(Stated problem) Reproduce all entries precisely as they are written.

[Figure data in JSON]
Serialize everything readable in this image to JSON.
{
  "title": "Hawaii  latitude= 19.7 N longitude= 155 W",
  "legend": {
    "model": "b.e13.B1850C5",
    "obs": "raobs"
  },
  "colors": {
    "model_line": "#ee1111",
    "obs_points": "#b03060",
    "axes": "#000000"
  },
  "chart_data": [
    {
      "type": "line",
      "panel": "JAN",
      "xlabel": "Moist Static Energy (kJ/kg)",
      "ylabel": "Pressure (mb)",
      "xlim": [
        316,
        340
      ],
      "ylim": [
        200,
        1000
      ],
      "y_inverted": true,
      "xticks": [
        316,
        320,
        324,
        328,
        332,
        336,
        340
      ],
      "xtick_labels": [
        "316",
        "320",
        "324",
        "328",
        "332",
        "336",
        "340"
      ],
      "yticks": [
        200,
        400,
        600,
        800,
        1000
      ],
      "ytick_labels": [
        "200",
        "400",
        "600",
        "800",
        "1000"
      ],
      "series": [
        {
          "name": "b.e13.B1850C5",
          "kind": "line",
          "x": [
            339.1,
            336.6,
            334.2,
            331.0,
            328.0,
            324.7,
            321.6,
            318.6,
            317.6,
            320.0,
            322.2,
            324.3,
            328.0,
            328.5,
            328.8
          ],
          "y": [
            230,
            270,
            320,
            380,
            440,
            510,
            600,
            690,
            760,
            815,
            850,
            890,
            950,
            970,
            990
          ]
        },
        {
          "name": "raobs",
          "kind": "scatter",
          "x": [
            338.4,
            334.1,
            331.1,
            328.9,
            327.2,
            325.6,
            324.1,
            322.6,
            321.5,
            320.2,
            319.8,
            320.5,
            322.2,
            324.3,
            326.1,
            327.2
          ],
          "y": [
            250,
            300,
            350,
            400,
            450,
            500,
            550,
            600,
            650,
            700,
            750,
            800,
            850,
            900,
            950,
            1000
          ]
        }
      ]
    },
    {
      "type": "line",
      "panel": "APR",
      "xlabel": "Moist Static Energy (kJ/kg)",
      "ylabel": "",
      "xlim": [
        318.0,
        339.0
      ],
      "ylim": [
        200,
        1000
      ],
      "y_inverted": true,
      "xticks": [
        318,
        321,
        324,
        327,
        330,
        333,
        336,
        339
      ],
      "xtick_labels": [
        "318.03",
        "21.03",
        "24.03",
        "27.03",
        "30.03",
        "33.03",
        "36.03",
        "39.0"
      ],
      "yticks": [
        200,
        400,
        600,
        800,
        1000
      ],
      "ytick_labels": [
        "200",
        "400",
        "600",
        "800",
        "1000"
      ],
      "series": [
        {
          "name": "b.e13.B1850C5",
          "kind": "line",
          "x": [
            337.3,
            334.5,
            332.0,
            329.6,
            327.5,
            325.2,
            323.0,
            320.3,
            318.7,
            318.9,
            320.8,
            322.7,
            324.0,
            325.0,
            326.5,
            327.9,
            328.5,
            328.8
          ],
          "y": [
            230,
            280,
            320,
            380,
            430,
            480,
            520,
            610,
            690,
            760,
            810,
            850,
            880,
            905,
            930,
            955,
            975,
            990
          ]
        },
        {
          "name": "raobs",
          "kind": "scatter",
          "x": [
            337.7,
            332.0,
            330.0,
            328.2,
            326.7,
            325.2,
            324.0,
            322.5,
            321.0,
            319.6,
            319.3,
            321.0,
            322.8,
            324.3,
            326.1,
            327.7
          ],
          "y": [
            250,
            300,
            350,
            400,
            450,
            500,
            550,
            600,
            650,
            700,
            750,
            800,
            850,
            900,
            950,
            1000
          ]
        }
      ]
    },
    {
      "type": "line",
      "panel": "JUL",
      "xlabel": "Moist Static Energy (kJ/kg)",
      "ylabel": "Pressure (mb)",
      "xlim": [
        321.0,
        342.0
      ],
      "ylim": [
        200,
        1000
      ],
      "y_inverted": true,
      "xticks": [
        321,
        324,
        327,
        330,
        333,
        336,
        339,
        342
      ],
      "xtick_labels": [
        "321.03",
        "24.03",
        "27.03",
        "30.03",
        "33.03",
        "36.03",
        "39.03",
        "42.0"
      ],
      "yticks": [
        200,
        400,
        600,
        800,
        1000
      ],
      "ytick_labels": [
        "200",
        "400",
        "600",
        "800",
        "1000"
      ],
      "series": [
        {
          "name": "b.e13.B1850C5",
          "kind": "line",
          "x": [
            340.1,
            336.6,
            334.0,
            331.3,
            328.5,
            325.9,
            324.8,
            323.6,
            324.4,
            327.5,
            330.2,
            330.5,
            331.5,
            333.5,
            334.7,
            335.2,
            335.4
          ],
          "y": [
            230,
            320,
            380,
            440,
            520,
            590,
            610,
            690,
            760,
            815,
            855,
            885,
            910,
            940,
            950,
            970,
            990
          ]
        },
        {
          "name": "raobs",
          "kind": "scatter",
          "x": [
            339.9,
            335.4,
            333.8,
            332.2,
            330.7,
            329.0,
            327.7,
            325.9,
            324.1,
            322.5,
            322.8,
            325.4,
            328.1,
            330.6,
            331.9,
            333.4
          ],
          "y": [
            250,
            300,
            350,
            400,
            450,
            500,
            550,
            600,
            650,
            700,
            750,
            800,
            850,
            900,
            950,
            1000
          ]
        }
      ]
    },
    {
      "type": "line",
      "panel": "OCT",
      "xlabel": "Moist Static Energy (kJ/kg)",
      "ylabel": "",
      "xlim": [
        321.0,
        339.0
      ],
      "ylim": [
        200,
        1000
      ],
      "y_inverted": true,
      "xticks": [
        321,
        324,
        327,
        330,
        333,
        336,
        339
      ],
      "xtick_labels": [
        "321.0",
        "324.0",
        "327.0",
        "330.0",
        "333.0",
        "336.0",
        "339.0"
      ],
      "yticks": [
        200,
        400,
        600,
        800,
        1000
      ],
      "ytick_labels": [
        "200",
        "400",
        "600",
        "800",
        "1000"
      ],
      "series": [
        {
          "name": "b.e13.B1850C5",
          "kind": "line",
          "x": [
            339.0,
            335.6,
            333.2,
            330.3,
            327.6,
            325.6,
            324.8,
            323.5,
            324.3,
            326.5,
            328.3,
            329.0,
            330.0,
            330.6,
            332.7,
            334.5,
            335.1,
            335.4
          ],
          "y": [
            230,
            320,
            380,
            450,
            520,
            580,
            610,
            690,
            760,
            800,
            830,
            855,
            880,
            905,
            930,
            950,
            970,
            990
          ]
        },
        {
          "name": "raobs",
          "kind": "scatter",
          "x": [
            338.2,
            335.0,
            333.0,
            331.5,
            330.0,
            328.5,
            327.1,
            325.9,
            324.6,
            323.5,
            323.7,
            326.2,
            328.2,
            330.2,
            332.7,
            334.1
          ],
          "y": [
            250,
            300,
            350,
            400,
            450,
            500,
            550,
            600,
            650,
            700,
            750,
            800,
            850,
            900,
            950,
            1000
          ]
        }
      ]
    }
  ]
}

(Task result)
Serialize everything readable in this image to JSON.
{
  "title": "Hawaii  latitude= 19.7 N longitude= 155 W",
  "legend": {
    "model": "b.e13.B1850C5",
    "obs": "raobs"
  },
  "colors": {
    "model_line": "#ee1111",
    "obs_points": "#b03060",
    "axes": "#000000"
  },
  "chart_data": [
    {
      "type": "line",
      "panel": "JAN",
      "xlabel": "Moist Static Energy (kJ/kg)",
      "ylabel": "Pressure (mb)",
      "xlim": [
        316,
        340
      ],
      "ylim": [
        200,
        1000
      ],
      "y_inverted": true,
      "xticks": [
        316,
        320,
        324,
        328,
        332,
        336,
        340
      ],
      "xtick_labels": [
        "316",
        "320",
        "324",
        "328",
        "332",
        "336",
        "340"
      ],
      "yticks": [
        200,
        400,
        600,
        800,
        1000
      ],
      "ytick_labels": [
        "200",
        "400",
        "600",
        "800",
        "1000"
      ],
      "series": [
        {
          "name": "b.e13.B1850C5",
          "kind": "line",
          "x": [
            339.1,
            336.6,
            334.2,
            331.0,
            328.0,
            324.7,
            321.6,
            318.6,
            317.6,
            320.0,
            322.2,
            324.3,
            328.0,
            328.5,
            328.8
          ],
          "y": [
            230,
            270,
            320,
            380,
            440,
            510,
            600,
            690,
            760,
            815,
            850,
            890,
            950,
            970,
            990
          ]
        },
        {
          "name": "raobs",
          "kind": "scatter",
          "x": [
            338.4,
            334.1,
            331.1,
            328.9,
            327.2,
            325.6,
            324.1,
            322.6,
            321.5,
            320.2,
            319.8,
            320.5,
            322.2,
            324.3,
            326.1,
            327.2
          ],
          "y": [
            250,
            300,
            350,
            400,
            450,
            500,
            550,
            600,
            650,
            700,
            750,
            800,
            850,
            900,
            950,
            1000
          ]
        }
      ]
    },
    {
      "type": "line",
      "panel": "APR",
      "xlabel": "Moist Static Energy (kJ/kg)",
      "ylabel": "",
      "xlim": [
        318.0,
        339.0
      ],
      "ylim": [
        200,
        1000
      ],
      "y_inverted": true,
      "xticks": [
        318,
        321,
        324,
        327,
        330,
        333,
        336,
        339
      ],
      "xtick_labels": [
        "318.03",
        "21.03",
        "24.03",
        "27.03",
        "30.03",
        "33.03",
        "36.03",
        "39.0"
      ],
      "yticks": [
        200,
        400,
        600,
        800,
        1000
      ],
      "ytick_labels": [
        "200",
        "400",
        "600",
        "800",
        "1000"
      ],
      "series": [
        {
          "name": "b.e13.B1850C5",
          "kind": "line",
          "x": [
            337.3,
            334.5,
            332.0,
            329.6,
            327.5,
            325.2,
            323.0,
            320.3,
            318.7,
            318.9,
            320.8,
            322.7,
            324.0,
            325.0,
            326.5,
            327.9,
            328.5,
            328.8
          ],
          "y": [
            230,
            280,
            320,
            380,
            430,
            480,
            520,
            610,
            690,
            760,
            810,
            850,
            880,
            905,
            930,
            955,
            975,
            990
          ]
        },
        {
          "name": "raobs",
          "kind": "scatter",
          "x": [
            337.7,
            332.0,
            330.0,
            328.2,
            326.7,
            325.2,
            324.0,
            322.5,
            321.0,
            319.6,
            319.3,
            321.0,
            322.8,
            324.3,
            326.1,
            327.7
          ],
          "y": [
            250,
            300,
            350,
            400,
            450,
            500,
            550,
            600,
            650,
            700,
            750,
            800,
            850,
            900,
            950,
            1000
          ]
        }
      ]
    },
    {
      "type": "line",
      "panel": "JUL",
      "xlabel": "Moist Static Energy (kJ/kg)",
      "ylabel": "Pressure (mb)",
      "xlim": [
        321.0,
        342.0
      ],
      "ylim": [
        200,
        1000
      ],
      "y_inverted": true,
      "xticks": [
        321,
        324,
        327,
        330,
        333,
        336,
        339,
        342
      ],
      "xtick_labels": [
        "321.03",
        "24.03",
        "27.03",
        "30.03",
        "33.03",
        "36.03",
        "39.03",
        "42.0"
      ],
      "yticks": [
        200,
        400,
        600,
        800,
        1000
      ],
      "ytick_labels": [
        "200",
        "400",
        "600",
        "800",
        "1000"
      ],
      "series": [
        {
          "name": "b.e13.B1850C5",
          "kind": "line",
          "x": [
            340.1,
            336.6,
            334.0,
            331.3,
            328.5,
            325.9,
            324.8,
            323.6,
            324.4,
            327.5,
            330.2,
            330.5,
            331.5,
            333.5,
            334.7,
            335.2,
            335.4
          ],
          "y": [
            230,
            320,
            380,
            440,
            520,
            590,
            610,
            690,
            760,
            815,
            855,
            885,
            910,
            940,
            950,
            970,
            990
          ]
        },
        {
          "name": "raobs",
          "kind": "scatter",
          "x": [
            339.9,
            335.4,
            333.8,
            332.2,
            330.7,
            329.0,
            327.7,
            325.9,
            324.1,
            322.5,
            322.8,
            325.4,
            328.1,
            330.6,
            331.9,
            333.4
          ],
          "y": [
            250,
            300,
            350,
            400,
            450,
            500,
            550,
            600,
            650,
            700,
            750,
            800,
            850,
            900,
            950,
            1000
          ]
        }
      ]
    },
    {
      "type": "line",
      "panel": "OCT",
      "xlabel": "Moist Static Energy (kJ/kg)",
      "ylabel": "",
      "xlim": [
        321.0,
        339.0
      ],
      "ylim": [
        200,
        1000
      ],
      "y_inverted": true,
      "xticks": [
        321,
        324,
        327,
        330,
        333,
        336,
        339
      ],
      "xtick_labels": [
        "321.0",
        "324.0",
        "327.0",
        "330.0",
        "333.0",
        "336.0",
        "339.0"
      ],
      "yticks": [
        200,
        400,
        600,
        800,
        1000
      ],
      "ytick_labels": [
        "200",
        "400",
        "600",
        "800",
        "1000"
      ],
      "series": [
        {
          "name": "b.e13.B1850C5",
          "kind": "line",
          "x": [
            339.0,
            335.6,
            333.2,
            330.3,
            327.6,
            325.6,
            324.8,
            323.5,
            324.3,
            326.5,
            328.3,
            329.0,
            330.0,
            330.6,
            332.7,
            334.5,
            335.1,
            335.4
          ],
          "y": [
            230,
            320,
            380,
            450,
            520,
            580,
            610,
            690,
            760,
            800,
            830,
            855,
            880,
            905,
            930,
            950,
            970,
            990
          ]
        },
        {
          "name": "raobs",
          "kind": "scatter",
          "x": [
            338.2,
            335.0,
            333.0,
            331.5,
            330.0,
            328.5,
            327.1,
            325.9,
            324.6,
            323.5,
            323.7,
            326.2,
            328.2,
            330.2,
            332.7,
            334.1
          ],
          "y": [
            250,
            300,
            350,
            400,
            450,
            500,
            550,
            600,
            650,
            700,
            750,
            800,
            850,
            900,
            950,
            1000
          ]
        }
      ]
    }
  ]
}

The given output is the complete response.